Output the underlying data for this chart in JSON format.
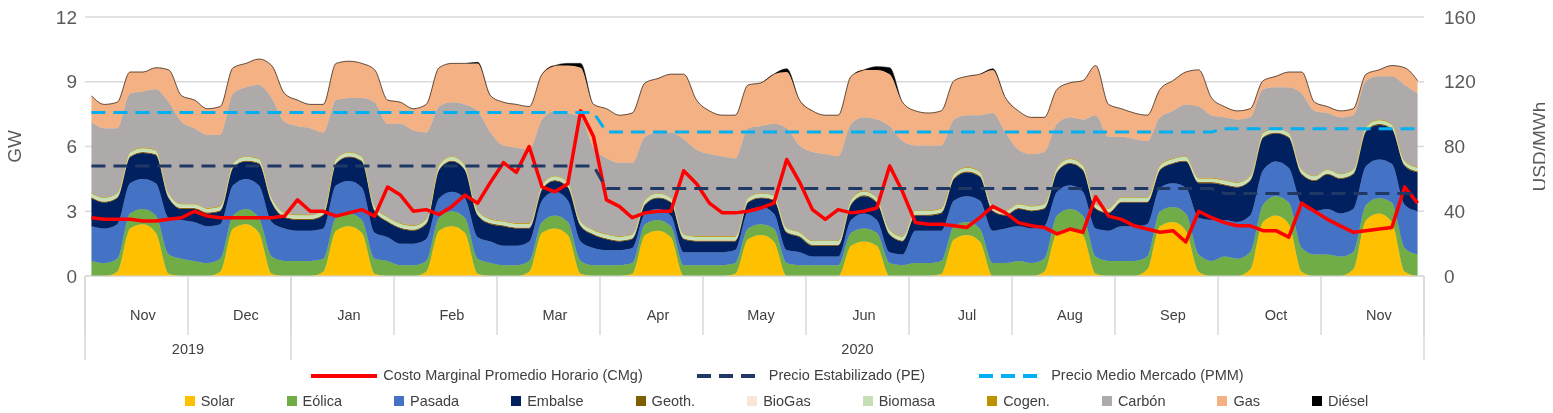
{
  "chart_data": {
    "type": "area",
    "stacked": true,
    "ylabel": "GW",
    "y2label": "USD/MWh",
    "ylim": [
      0,
      12
    ],
    "yticks": [
      0,
      3,
      6,
      9,
      12
    ],
    "y2lim": [
      0,
      160
    ],
    "y2ticks": [
      0,
      40,
      80,
      120,
      160
    ],
    "grid": "y",
    "legend": "bottom",
    "categories": [
      null,
      null,
      null,
      null,
      "Nov",
      null,
      null,
      null,
      null,
      null,
      null,
      null,
      "Dec",
      null,
      null,
      null,
      null,
      null,
      null,
      null,
      "Jan",
      null,
      null,
      null,
      null,
      null,
      null,
      null,
      "Feb",
      null,
      null,
      null,
      null,
      null,
      null,
      null,
      "Mar",
      null,
      null,
      null,
      null,
      null,
      null,
      null,
      "Apr",
      null,
      null,
      null,
      null,
      null,
      null,
      null,
      "May",
      null,
      null,
      null,
      null,
      null,
      null,
      null,
      "Jun",
      null,
      null,
      null,
      null,
      null,
      null,
      null,
      "Jul",
      null,
      null,
      null,
      null,
      null,
      null,
      null,
      "Aug",
      null,
      null,
      null,
      null,
      null,
      null,
      null,
      "Sep",
      null,
      null,
      null,
      null,
      null,
      null,
      null,
      "Oct",
      null,
      null,
      null,
      null,
      null,
      null,
      null,
      "Nov",
      null,
      null,
      null
    ],
    "annotations": [
      "2019",
      "2020"
    ],
    "series": [
      {
        "name": "Costo Marginal Promedio Horario (CMg)",
        "type": "line",
        "axis": "y2",
        "color": "#ff0000",
        "line_style": "solid",
        "values": [
          36,
          35,
          35,
          35,
          34,
          34,
          35,
          36,
          40,
          37,
          36,
          36,
          36,
          36,
          36,
          37,
          47,
          40,
          40,
          37,
          39,
          41,
          37,
          55,
          50,
          40,
          41,
          38,
          43,
          50,
          45,
          58,
          70,
          64,
          80,
          55,
          52,
          57,
          102,
          86,
          47,
          43,
          36,
          39,
          40,
          40,
          65,
          57,
          45,
          39,
          39,
          40,
          42,
          45,
          72,
          58,
          41,
          35,
          41,
          39,
          40,
          42,
          68,
          52,
          33,
          32,
          32,
          31,
          30,
          36,
          43,
          39,
          33,
          31,
          30,
          26,
          29,
          27,
          49,
          37,
          35,
          31,
          29,
          27,
          28,
          21,
          40,
          36,
          33,
          31,
          31,
          28,
          28,
          24,
          45,
          40,
          35,
          31,
          27,
          28,
          29,
          30,
          55,
          45
        ]
      },
      {
        "name": "Precio Estabilizado (PE)",
        "type": "line",
        "axis": "y2",
        "color": "#203864",
        "line_style": "dashed",
        "values": [
          68,
          68,
          68,
          68,
          68,
          68,
          68,
          68,
          68,
          68,
          68,
          68,
          68,
          68,
          68,
          68,
          68,
          68,
          68,
          68,
          68,
          68,
          68,
          68,
          68,
          68,
          68,
          68,
          68,
          68,
          68,
          68,
          68,
          68,
          68,
          68,
          68,
          68,
          68,
          68,
          54,
          54,
          54,
          54,
          54,
          54,
          54,
          54,
          54,
          54,
          54,
          54,
          54,
          54,
          54,
          54,
          54,
          54,
          54,
          54,
          54,
          54,
          54,
          54,
          54,
          54,
          54,
          54,
          54,
          54,
          54,
          54,
          54,
          54,
          54,
          54,
          54,
          54,
          54,
          54,
          54,
          54,
          54,
          54,
          54,
          54,
          54,
          54,
          51,
          51,
          51,
          51,
          51,
          51,
          51,
          51,
          51,
          51,
          51,
          51,
          51,
          51,
          51,
          51
        ]
      },
      {
        "name": "Precio Medio Mercado (PMM)",
        "type": "line",
        "axis": "y2",
        "color": "#00b0f0",
        "line_style": "dashed",
        "values": [
          101,
          101,
          101,
          101,
          101,
          101,
          101,
          101,
          101,
          101,
          101,
          101,
          101,
          101,
          101,
          101,
          101,
          101,
          101,
          101,
          101,
          101,
          101,
          101,
          101,
          101,
          101,
          101,
          101,
          101,
          101,
          101,
          101,
          101,
          101,
          101,
          101,
          101,
          101,
          101,
          89,
          89,
          89,
          89,
          89,
          89,
          89,
          89,
          89,
          89,
          89,
          89,
          89,
          89,
          89,
          89,
          89,
          89,
          89,
          89,
          89,
          89,
          89,
          89,
          89,
          89,
          89,
          89,
          89,
          89,
          89,
          89,
          89,
          89,
          89,
          89,
          89,
          89,
          89,
          89,
          89,
          89,
          89,
          89,
          89,
          89,
          89,
          89,
          91,
          91,
          91,
          91,
          91,
          91,
          91,
          91,
          91,
          91,
          91,
          91,
          91,
          91,
          91,
          91
        ]
      },
      {
        "name": "Solar",
        "color": "#ffc000",
        "values": [
          0,
          0,
          0.2,
          2.2,
          2.4,
          2.0,
          0.1,
          0,
          0,
          0,
          0.2,
          2.2,
          2.4,
          2.0,
          0.1,
          0,
          0,
          0,
          0.2,
          2.1,
          2.3,
          2.0,
          0.1,
          0,
          0,
          0,
          0.2,
          2.1,
          2.3,
          2.0,
          0.1,
          0,
          0,
          0,
          0.2,
          2.0,
          2.2,
          1.9,
          0.1,
          0,
          0,
          0,
          0.1,
          1.9,
          2.1,
          1.8,
          0,
          0,
          0,
          0,
          0.1,
          1.7,
          1.9,
          1.6,
          0,
          0,
          0,
          0,
          0,
          1.4,
          1.6,
          1.4,
          0,
          0,
          0,
          0,
          0.1,
          1.7,
          1.9,
          1.6,
          0,
          0,
          0,
          0,
          0.2,
          2.0,
          2.2,
          1.9,
          0.1,
          0,
          0,
          0,
          0.3,
          2.3,
          2.5,
          2.1,
          0.2,
          0,
          0,
          0,
          0.3,
          2.5,
          2.8,
          2.4,
          0.2,
          0,
          0,
          0,
          0.3,
          2.6,
          2.9,
          2.5,
          0.2,
          0
        ]
      },
      {
        "name": "Eólica",
        "color": "#70ad47",
        "values": [
          0.7,
          0.6,
          0.6,
          0.7,
          0.7,
          0.8,
          0.9,
          0.8,
          0.7,
          0.6,
          0.6,
          0.6,
          0.7,
          0.7,
          0.8,
          0.7,
          0.7,
          0.7,
          0.6,
          0.6,
          0.6,
          0.6,
          0.7,
          0.7,
          0.5,
          0.5,
          0.5,
          0.6,
          0.7,
          0.7,
          0.7,
          0.6,
          0.5,
          0.5,
          0.5,
          0.5,
          0.6,
          0.6,
          0.6,
          0.5,
          0.5,
          0.5,
          0.5,
          0.5,
          0.5,
          0.5,
          0.5,
          0.5,
          0.5,
          0.5,
          0.5,
          0.5,
          0.5,
          0.6,
          0.6,
          0.5,
          0.5,
          0.5,
          0.5,
          0.6,
          0.6,
          0.6,
          0.6,
          0.5,
          0.6,
          0.6,
          0.6,
          0.6,
          0.6,
          0.6,
          0.6,
          0.6,
          0.7,
          0.6,
          0.6,
          0.8,
          0.9,
          0.9,
          0.8,
          0.7,
          0.7,
          0.7,
          0.6,
          0.7,
          0.7,
          0.8,
          0.8,
          0.7,
          0.9,
          0.8,
          0.8,
          0.8,
          0.9,
          1.0,
          1.1,
          1.0,
          1.0,
          0.9,
          0.8,
          0.7,
          0.7,
          0.9,
          1.1,
          1.0
        ]
      },
      {
        "name": "Pasada",
        "color": "#4472c4",
        "values": [
          1.6,
          1.6,
          1.6,
          1.4,
          1.4,
          1.5,
          1.7,
          1.8,
          1.8,
          1.7,
          1.6,
          1.4,
          1.4,
          1.5,
          1.6,
          1.5,
          1.4,
          1.4,
          1.4,
          1.5,
          1.5,
          1.5,
          1.2,
          1.1,
          1.0,
          1.0,
          1.0,
          0.9,
          0.9,
          0.9,
          1.0,
          1.0,
          0.9,
          0.9,
          0.9,
          1.0,
          1.1,
          1.0,
          0.9,
          0.8,
          0.7,
          0.7,
          0.7,
          0.5,
          0.5,
          0.5,
          0.6,
          0.6,
          0.6,
          0.6,
          0.6,
          0.8,
          0.8,
          0.7,
          0.6,
          0.6,
          0.4,
          0.4,
          0.4,
          0.6,
          0.7,
          0.6,
          0.5,
          0.5,
          1.5,
          1.5,
          1.4,
          1.2,
          1.2,
          1.3,
          1.5,
          1.6,
          1.6,
          1.6,
          1.5,
          1.1,
          1.1,
          1.1,
          1.3,
          1.4,
          1.6,
          1.6,
          1.5,
          1.1,
          1.1,
          1.2,
          1.7,
          1.9,
          1.7,
          1.7,
          1.7,
          1.6,
          1.6,
          1.6,
          2.0,
          2.0,
          2.1,
          2.0,
          2.0,
          1.8,
          1.8,
          1.8,
          2.0,
          2.0
        ]
      },
      {
        "name": "Embalse",
        "color": "#002060",
        "values": [
          1.3,
          1.2,
          1.2,
          1.2,
          1.2,
          1.3,
          0.9,
          0.5,
          0.6,
          0.6,
          0.6,
          0.8,
          0.8,
          1.0,
          0.9,
          0.5,
          0.5,
          0.5,
          0.6,
          1.0,
          1.1,
          1.2,
          1.0,
          0.7,
          0.7,
          0.6,
          0.7,
          1.3,
          1.4,
          1.3,
          1.0,
          0.8,
          0.9,
          0.8,
          0.6,
          0.5,
          0.5,
          0.6,
          0.7,
          0.6,
          0.5,
          0.4,
          0.4,
          0.4,
          0.5,
          0.6,
          0.6,
          0.5,
          0.5,
          0.5,
          0.4,
          0.4,
          0.4,
          0.6,
          0.8,
          0.7,
          0.5,
          0.5,
          0.5,
          0.7,
          0.8,
          0.8,
          0.8,
          0.6,
          0.7,
          0.7,
          0.8,
          1.0,
          1.1,
          1.1,
          0.9,
          0.6,
          0.8,
          0.8,
          0.8,
          0.9,
          1.0,
          1.0,
          0.9,
          0.8,
          1.1,
          1.1,
          1.0,
          0.8,
          0.9,
          1.2,
          1.6,
          1.7,
          1.6,
          1.6,
          1.6,
          1.5,
          1.3,
          1.4,
          1.4,
          1.4,
          1.6,
          1.6,
          1.6,
          1.6,
          1.6,
          1.6,
          1.8,
          1.8
        ]
      },
      {
        "name": "Geoth.",
        "color": "#7f6000",
        "values": [
          0.05,
          0.05,
          0.05,
          0.05,
          0.05,
          0.05,
          0.05,
          0.05,
          0.05,
          0.05,
          0.05,
          0.05,
          0.05,
          0.05,
          0.05,
          0.05,
          0.05,
          0.05,
          0.05,
          0.05,
          0.05,
          0.05,
          0.05,
          0.05,
          0.05,
          0.05,
          0.05,
          0.05,
          0.05,
          0.05,
          0.05,
          0.05,
          0.05,
          0.05,
          0.05,
          0.05,
          0.05,
          0.05,
          0.05,
          0.05,
          0.05,
          0.05,
          0.05,
          0.05,
          0.05,
          0.05,
          0.05,
          0.05,
          0.05,
          0.05,
          0.05,
          0.05,
          0.05,
          0.05,
          0.05,
          0.05,
          0.05,
          0.05,
          0.05,
          0.05,
          0.05,
          0.05,
          0.05,
          0.05,
          0.05,
          0.05,
          0.05,
          0.05,
          0.05,
          0.05,
          0.05,
          0.05,
          0.05,
          0.05,
          0.05,
          0.05,
          0.05,
          0.05,
          0.05,
          0.05,
          0.05,
          0.05,
          0.05,
          0.05,
          0.05,
          0.05,
          0.05,
          0.05,
          0.05,
          0.05,
          0.05,
          0.05,
          0.05,
          0.05,
          0.05,
          0.05,
          0.05,
          0.05,
          0.05,
          0.05,
          0.05,
          0.05,
          0.05,
          0.05
        ]
      },
      {
        "name": "BioGas",
        "color": "#fbe5d6",
        "values": [
          0.02,
          0.02,
          0.02,
          0.02,
          0.02,
          0.02,
          0.02,
          0.02,
          0.02,
          0.02,
          0.02,
          0.02,
          0.02,
          0.02,
          0.02,
          0.02,
          0.02,
          0.02,
          0.02,
          0.02,
          0.02,
          0.02,
          0.02,
          0.02,
          0.02,
          0.02,
          0.02,
          0.02,
          0.02,
          0.02,
          0.02,
          0.02,
          0.02,
          0.02,
          0.02,
          0.02,
          0.02,
          0.02,
          0.02,
          0.02,
          0.02,
          0.02,
          0.02,
          0.02,
          0.02,
          0.02,
          0.02,
          0.02,
          0.02,
          0.02,
          0.02,
          0.02,
          0.02,
          0.02,
          0.02,
          0.02,
          0.02,
          0.02,
          0.02,
          0.02,
          0.02,
          0.02,
          0.02,
          0.02,
          0.02,
          0.02,
          0.02,
          0.02,
          0.02,
          0.02,
          0.02,
          0.02,
          0.02,
          0.02,
          0.02,
          0.02,
          0.02,
          0.02,
          0.02,
          0.02,
          0.02,
          0.02,
          0.02,
          0.02,
          0.02,
          0.02,
          0.02,
          0.02,
          0.02,
          0.02,
          0.02,
          0.02,
          0.02,
          0.02,
          0.02,
          0.02,
          0.02,
          0.02,
          0.02,
          0.02,
          0.02,
          0.02,
          0.02,
          0.02
        ]
      },
      {
        "name": "Biomasa",
        "color": "#c5e0b4",
        "values": [
          0.15,
          0.15,
          0.15,
          0.15,
          0.15,
          0.15,
          0.15,
          0.15,
          0.15,
          0.15,
          0.15,
          0.15,
          0.15,
          0.15,
          0.15,
          0.15,
          0.15,
          0.15,
          0.15,
          0.15,
          0.15,
          0.15,
          0.15,
          0.15,
          0.15,
          0.15,
          0.15,
          0.15,
          0.15,
          0.15,
          0.15,
          0.15,
          0.15,
          0.15,
          0.15,
          0.15,
          0.15,
          0.15,
          0.15,
          0.15,
          0.15,
          0.15,
          0.15,
          0.15,
          0.15,
          0.15,
          0.15,
          0.15,
          0.15,
          0.15,
          0.15,
          0.15,
          0.15,
          0.15,
          0.15,
          0.15,
          0.15,
          0.15,
          0.15,
          0.15,
          0.15,
          0.15,
          0.15,
          0.15,
          0.15,
          0.15,
          0.15,
          0.15,
          0.15,
          0.15,
          0.15,
          0.15,
          0.15,
          0.15,
          0.15,
          0.15,
          0.15,
          0.15,
          0.15,
          0.15,
          0.15,
          0.15,
          0.15,
          0.15,
          0.15,
          0.15,
          0.15,
          0.15,
          0.15,
          0.15,
          0.15,
          0.15,
          0.15,
          0.15,
          0.15,
          0.15,
          0.15,
          0.15,
          0.15,
          0.15,
          0.15,
          0.15,
          0.15,
          0.15
        ]
      },
      {
        "name": "Cogen.",
        "color": "#bf9000",
        "values": [
          0.03,
          0.03,
          0.03,
          0.03,
          0.03,
          0.03,
          0.03,
          0.03,
          0.03,
          0.03,
          0.03,
          0.03,
          0.03,
          0.03,
          0.03,
          0.03,
          0.03,
          0.03,
          0.03,
          0.03,
          0.03,
          0.03,
          0.03,
          0.03,
          0.03,
          0.03,
          0.03,
          0.03,
          0.03,
          0.03,
          0.03,
          0.03,
          0.03,
          0.03,
          0.03,
          0.03,
          0.03,
          0.03,
          0.03,
          0.03,
          0.03,
          0.03,
          0.03,
          0.03,
          0.03,
          0.03,
          0.03,
          0.03,
          0.03,
          0.03,
          0.03,
          0.03,
          0.03,
          0.03,
          0.03,
          0.03,
          0.03,
          0.03,
          0.03,
          0.03,
          0.03,
          0.03,
          0.03,
          0.03,
          0.03,
          0.03,
          0.03,
          0.03,
          0.03,
          0.03,
          0.03,
          0.03,
          0.03,
          0.03,
          0.03,
          0.03,
          0.03,
          0.03,
          0.03,
          0.03,
          0.03,
          0.03,
          0.03,
          0.03,
          0.03,
          0.03,
          0.03,
          0.03,
          0.03,
          0.03,
          0.03,
          0.03,
          0.03,
          0.03,
          0.03,
          0.03,
          0.03,
          0.03,
          0.03,
          0.03,
          0.03,
          0.03,
          0.03,
          0.03
        ]
      },
      {
        "name": "Carbón",
        "color": "#aeaaaa",
        "values": [
          3.3,
          3.2,
          3.0,
          2.7,
          2.6,
          2.8,
          4.2,
          3.8,
          3.5,
          3.4,
          3.3,
          3.2,
          3.2,
          3.4,
          4.6,
          4.2,
          4.1,
          4.0,
          3.6,
          2.7,
          2.5,
          2.7,
          4.8,
          4.3,
          4.6,
          4.4,
          4.0,
          2.7,
          2.5,
          2.8,
          4.6,
          4.0,
          3.5,
          3.5,
          3.4,
          3.0,
          3.0,
          3.2,
          4.8,
          3.8,
          3.5,
          3.4,
          3.3,
          2.9,
          2.8,
          3.0,
          4.4,
          4.0,
          3.8,
          3.7,
          3.6,
          3.2,
          3.1,
          3.3,
          4.6,
          4.0,
          4.1,
          4.0,
          3.9,
          3.5,
          3.4,
          3.6,
          4.8,
          4.4,
          3.0,
          3.0,
          2.9,
          2.5,
          2.4,
          2.6,
          4.3,
          3.6,
          2.5,
          2.4,
          2.4,
          2.0,
          1.9,
          2.1,
          4.1,
          3.3,
          2.8,
          2.7,
          2.6,
          2.2,
          2.2,
          2.4,
          3.3,
          2.9,
          2.9,
          2.9,
          2.7,
          2.0,
          1.9,
          2.1,
          3.5,
          3.0,
          2.6,
          2.6,
          2.5,
          2.1,
          2.0,
          2.2,
          3.5,
          3.4
        ]
      },
      {
        "name": "Gas",
        "color": "#f4b183",
        "values": [
          1.2,
          1.1,
          1.2,
          1.0,
          0.9,
          1.0,
          1.5,
          1.2,
          1.3,
          1.2,
          1.3,
          1.2,
          1.1,
          1.2,
          1.5,
          1.3,
          1.2,
          1.1,
          1.3,
          1.7,
          1.7,
          1.6,
          1.5,
          1.1,
          1.0,
          1.0,
          1.3,
          1.8,
          1.8,
          1.9,
          2.2,
          1.7,
          2.0,
          2.0,
          2.0,
          2.1,
          2.1,
          2.2,
          2.3,
          2.0,
          2.3,
          2.2,
          2.3,
          2.5,
          2.5,
          2.7,
          3.0,
          2.3,
          2.0,
          1.9,
          2.0,
          2.0,
          2.0,
          2.3,
          2.6,
          2.1,
          1.9,
          1.8,
          1.9,
          2.2,
          2.2,
          2.3,
          2.4,
          1.8,
          1.6,
          1.5,
          1.6,
          1.8,
          1.8,
          1.9,
          2.0,
          1.6,
          1.8,
          1.7,
          1.6,
          1.6,
          1.6,
          1.8,
          2.3,
          1.5,
          1.3,
          1.2,
          1.2,
          1.3,
          1.4,
          1.5,
          1.7,
          0.8,
          0.5,
          0.4,
          0.4,
          0.4,
          0.5,
          0.7,
          1.0,
          0.4,
          0.3,
          0.3,
          0.3,
          0.3,
          0.3,
          0.5,
          0.8,
          0.6
        ]
      },
      {
        "name": "Diésel",
        "color": "#000000",
        "values": [
          0,
          0,
          0,
          0,
          0,
          0,
          0,
          0,
          0,
          0,
          0,
          0,
          0,
          0,
          0,
          0,
          0,
          0,
          0,
          0,
          0,
          0,
          0,
          0,
          0,
          0,
          0,
          0,
          0,
          0,
          0.05,
          0,
          0,
          0,
          0,
          0,
          0,
          0.1,
          0.2,
          0,
          0,
          0,
          0,
          0,
          0,
          0,
          0,
          0,
          0,
          0,
          0,
          0,
          0,
          0,
          0.15,
          0,
          0,
          0,
          0,
          0,
          0,
          0.15,
          0.3,
          0,
          0,
          0,
          0,
          0,
          0,
          0,
          0.05,
          0,
          0,
          0,
          0,
          0,
          0,
          0,
          0,
          0,
          0,
          0,
          0,
          0,
          0,
          0,
          0,
          0,
          0,
          0,
          0,
          0,
          0,
          0,
          0,
          0,
          0,
          0,
          0,
          0,
          0,
          0,
          0,
          0
        ]
      }
    ]
  }
}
★ ★ ★ ★ ★ ★ ★
▸ Task prompt: Where does the word "Precio" appear in the listing? List each line that holds it.

▸ Solved problem:
        "name": "Precio Estabilizado (PE)",
        "name": "Precio Medio Mercado (PMM)",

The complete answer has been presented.